Stated goal ::
Write out every record below exactly as it appears.

Start Provided data

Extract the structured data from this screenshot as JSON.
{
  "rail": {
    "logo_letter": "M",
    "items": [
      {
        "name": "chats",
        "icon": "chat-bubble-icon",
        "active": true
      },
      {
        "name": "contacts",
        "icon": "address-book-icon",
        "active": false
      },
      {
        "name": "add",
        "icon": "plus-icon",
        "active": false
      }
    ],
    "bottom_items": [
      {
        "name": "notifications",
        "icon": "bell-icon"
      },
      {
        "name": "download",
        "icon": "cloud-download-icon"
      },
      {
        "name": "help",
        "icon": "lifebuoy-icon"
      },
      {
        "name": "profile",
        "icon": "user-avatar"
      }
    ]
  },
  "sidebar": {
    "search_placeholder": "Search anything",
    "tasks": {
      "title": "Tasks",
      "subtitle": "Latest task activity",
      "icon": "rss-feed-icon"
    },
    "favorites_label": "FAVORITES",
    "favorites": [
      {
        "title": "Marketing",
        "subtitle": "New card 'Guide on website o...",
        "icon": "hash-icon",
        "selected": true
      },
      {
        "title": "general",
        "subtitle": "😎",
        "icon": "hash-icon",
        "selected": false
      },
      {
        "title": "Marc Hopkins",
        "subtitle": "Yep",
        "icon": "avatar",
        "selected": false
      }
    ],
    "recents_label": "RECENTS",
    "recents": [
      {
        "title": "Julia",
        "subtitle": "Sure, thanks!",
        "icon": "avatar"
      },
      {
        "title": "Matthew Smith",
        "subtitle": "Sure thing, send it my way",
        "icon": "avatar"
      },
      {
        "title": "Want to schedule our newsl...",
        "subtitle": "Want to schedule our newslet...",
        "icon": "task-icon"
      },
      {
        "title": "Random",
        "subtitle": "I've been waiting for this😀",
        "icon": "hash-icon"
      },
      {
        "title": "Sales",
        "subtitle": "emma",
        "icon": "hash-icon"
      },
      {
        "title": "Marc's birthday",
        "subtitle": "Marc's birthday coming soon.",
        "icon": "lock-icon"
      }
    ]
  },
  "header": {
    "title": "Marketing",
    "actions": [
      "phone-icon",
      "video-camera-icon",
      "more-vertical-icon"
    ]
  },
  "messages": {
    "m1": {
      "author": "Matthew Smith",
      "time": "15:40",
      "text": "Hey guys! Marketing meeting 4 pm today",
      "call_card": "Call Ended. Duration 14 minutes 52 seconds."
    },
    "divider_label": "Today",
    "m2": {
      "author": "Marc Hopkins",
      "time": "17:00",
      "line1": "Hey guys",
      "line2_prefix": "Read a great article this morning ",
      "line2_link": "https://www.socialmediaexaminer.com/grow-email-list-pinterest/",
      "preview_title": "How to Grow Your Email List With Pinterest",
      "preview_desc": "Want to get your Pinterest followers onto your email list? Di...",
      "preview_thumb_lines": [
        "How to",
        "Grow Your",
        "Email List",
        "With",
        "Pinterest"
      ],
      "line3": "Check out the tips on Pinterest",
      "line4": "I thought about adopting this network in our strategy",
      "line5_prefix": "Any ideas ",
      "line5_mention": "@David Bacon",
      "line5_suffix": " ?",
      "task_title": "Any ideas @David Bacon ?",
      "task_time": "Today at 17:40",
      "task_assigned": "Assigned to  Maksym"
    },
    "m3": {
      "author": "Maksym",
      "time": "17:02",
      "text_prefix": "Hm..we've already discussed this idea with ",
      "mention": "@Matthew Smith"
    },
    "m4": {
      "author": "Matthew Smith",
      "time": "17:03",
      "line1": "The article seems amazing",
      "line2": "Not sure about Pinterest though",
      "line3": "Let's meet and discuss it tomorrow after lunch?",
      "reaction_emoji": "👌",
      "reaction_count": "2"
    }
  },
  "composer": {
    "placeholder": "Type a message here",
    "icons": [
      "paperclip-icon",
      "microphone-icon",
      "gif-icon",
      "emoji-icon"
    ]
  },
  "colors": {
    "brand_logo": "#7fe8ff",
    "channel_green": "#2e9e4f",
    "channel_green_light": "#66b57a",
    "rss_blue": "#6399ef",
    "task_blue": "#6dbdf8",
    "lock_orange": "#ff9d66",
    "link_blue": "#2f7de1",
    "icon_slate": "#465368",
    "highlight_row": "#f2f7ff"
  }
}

End Provided data

Result of the exercise ::
Extract the structured data from this screenshot as JSON.
{
  "rail": {
    "logo_letter": "M",
    "items": [
      {
        "name": "chats",
        "icon": "chat-bubble-icon",
        "active": true
      },
      {
        "name": "contacts",
        "icon": "address-book-icon",
        "active": false
      },
      {
        "name": "add",
        "icon": "plus-icon",
        "active": false
      }
    ],
    "bottom_items": [
      {
        "name": "notifications",
        "icon": "bell-icon"
      },
      {
        "name": "download",
        "icon": "cloud-download-icon"
      },
      {
        "name": "help",
        "icon": "lifebuoy-icon"
      },
      {
        "name": "profile",
        "icon": "user-avatar"
      }
    ]
  },
  "sidebar": {
    "search_placeholder": "Search anything",
    "tasks": {
      "title": "Tasks",
      "subtitle": "Latest task activity",
      "icon": "rss-feed-icon"
    },
    "favorites_label": "FAVORITES",
    "favorites": [
      {
        "title": "Marketing",
        "subtitle": "New card 'Guide on website o...",
        "icon": "hash-icon",
        "selected": true
      },
      {
        "title": "general",
        "subtitle": "😎",
        "icon": "hash-icon",
        "selected": false
      },
      {
        "title": "Marc Hopkins",
        "subtitle": "Yep",
        "icon": "avatar",
        "selected": false
      }
    ],
    "recents_label": "RECENTS",
    "recents": [
      {
        "title": "Julia",
        "subtitle": "Sure, thanks!",
        "icon": "avatar"
      },
      {
        "title": "Matthew Smith",
        "subtitle": "Sure thing, send it my way",
        "icon": "avatar"
      },
      {
        "title": "Want to schedule our newsl...",
        "subtitle": "Want to schedule our newslet...",
        "icon": "task-icon"
      },
      {
        "title": "Random",
        "subtitle": "I've been waiting for this😀",
        "icon": "hash-icon"
      },
      {
        "title": "Sales",
        "subtitle": "emma",
        "icon": "hash-icon"
      },
      {
        "title": "Marc's birthday",
        "subtitle": "Marc's birthday coming soon.",
        "icon": "lock-icon"
      }
    ]
  },
  "header": {
    "title": "Marketing",
    "actions": [
      "phone-icon",
      "video-camera-icon",
      "more-vertical-icon"
    ]
  },
  "messages": {
    "m1": {
      "author": "Matthew Smith",
      "time": "15:40",
      "text": "Hey guys! Marketing meeting 4 pm today",
      "call_card": "Call Ended. Duration 14 minutes 52 seconds."
    },
    "divider_label": "Today",
    "m2": {
      "author": "Marc Hopkins",
      "time": "17:00",
      "line1": "Hey guys",
      "line2_prefix": "Read a great article this morning ",
      "line2_link": "https://www.socialmediaexaminer.com/grow-email-list-pinterest/",
      "preview_title": "How to Grow Your Email List With Pinterest",
      "preview_desc": "Want to get your Pinterest followers onto your email list? Di...",
      "preview_thumb_lines": [
        "How to",
        "Grow Your",
        "Email List",
        "With",
        "Pinterest"
      ],
      "line3": "Check out the tips on Pinterest",
      "line4": "I thought about adopting this network in our strategy",
      "line5_prefix": "Any ideas ",
      "line5_mention": "@David Bacon",
      "line5_suffix": " ?",
      "task_title": "Any ideas @David Bacon ?",
      "task_time": "Today at 17:40",
      "task_assigned": "Assigned to  Maksym"
    },
    "m3": {
      "author": "Maksym",
      "time": "17:02",
      "text_prefix": "Hm..we've already discussed this idea with ",
      "mention": "@Matthew Smith"
    },
    "m4": {
      "author": "Matthew Smith",
      "time": "17:03",
      "line1": "The article seems amazing",
      "line2": "Not sure about Pinterest though",
      "line3": "Let's meet and discuss it tomorrow after lunch?",
      "reaction_emoji": "👌",
      "reaction_count": "2"
    }
  },
  "composer": {
    "placeholder": "Type a message here",
    "icons": [
      "paperclip-icon",
      "microphone-icon",
      "gif-icon",
      "emoji-icon"
    ]
  },
  "colors": {
    "brand_logo": "#7fe8ff",
    "channel_green": "#2e9e4f",
    "channel_green_light": "#66b57a",
    "rss_blue": "#6399ef",
    "task_blue": "#6dbdf8",
    "lock_orange": "#ff9d66",
    "link_blue": "#2f7de1",
    "icon_slate": "#465368",
    "highlight_row": "#f2f7ff"
  }
}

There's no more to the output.